- RECORDS FOR PROCESSING -

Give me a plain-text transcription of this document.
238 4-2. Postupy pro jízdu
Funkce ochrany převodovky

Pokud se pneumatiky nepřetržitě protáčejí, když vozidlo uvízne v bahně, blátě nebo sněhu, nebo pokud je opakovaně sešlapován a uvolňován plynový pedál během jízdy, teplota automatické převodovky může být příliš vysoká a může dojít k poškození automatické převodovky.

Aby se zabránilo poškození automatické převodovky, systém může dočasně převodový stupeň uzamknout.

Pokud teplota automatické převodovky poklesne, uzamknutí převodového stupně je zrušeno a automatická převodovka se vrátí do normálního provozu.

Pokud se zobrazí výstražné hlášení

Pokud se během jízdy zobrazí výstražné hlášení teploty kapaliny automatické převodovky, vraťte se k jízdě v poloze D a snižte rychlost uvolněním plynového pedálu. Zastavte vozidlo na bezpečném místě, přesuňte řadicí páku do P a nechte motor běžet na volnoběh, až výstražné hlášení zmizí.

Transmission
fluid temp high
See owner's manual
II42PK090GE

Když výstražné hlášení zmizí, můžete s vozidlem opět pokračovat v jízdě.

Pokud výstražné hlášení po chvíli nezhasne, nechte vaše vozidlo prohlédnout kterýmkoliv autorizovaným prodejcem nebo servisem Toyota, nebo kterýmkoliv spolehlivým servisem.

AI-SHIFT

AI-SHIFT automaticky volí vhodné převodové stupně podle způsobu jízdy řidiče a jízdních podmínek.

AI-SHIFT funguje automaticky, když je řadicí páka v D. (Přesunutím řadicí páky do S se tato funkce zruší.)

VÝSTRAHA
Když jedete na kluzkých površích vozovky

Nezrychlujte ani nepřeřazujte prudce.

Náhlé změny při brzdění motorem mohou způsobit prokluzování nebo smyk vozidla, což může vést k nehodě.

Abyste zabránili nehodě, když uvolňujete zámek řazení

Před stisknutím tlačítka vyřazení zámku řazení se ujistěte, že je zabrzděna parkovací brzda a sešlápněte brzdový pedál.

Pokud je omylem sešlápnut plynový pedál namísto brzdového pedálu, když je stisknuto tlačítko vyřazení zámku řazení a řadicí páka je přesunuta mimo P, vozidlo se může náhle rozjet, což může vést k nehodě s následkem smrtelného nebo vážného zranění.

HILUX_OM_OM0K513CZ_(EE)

- TASK -
Each line with the string "vést" in it needs to be found and copied.

- SOLUTION FOR THIS EXERCISE -
Náhlé změny při brzdění motorem mohou způsobit prokluzování nebo smyk vozidla, což může vést k nehodě.
Pokud je omylem sešlápnut plynový pedál namísto brzdového pedálu, když je stisknuto tlačítko vyřazení zámku řazení a řadicí páka je přesunuta mimo P, vozidlo se může náhle rozjet, což může vést k nehodě s následkem smrtelného nebo vážného zranění.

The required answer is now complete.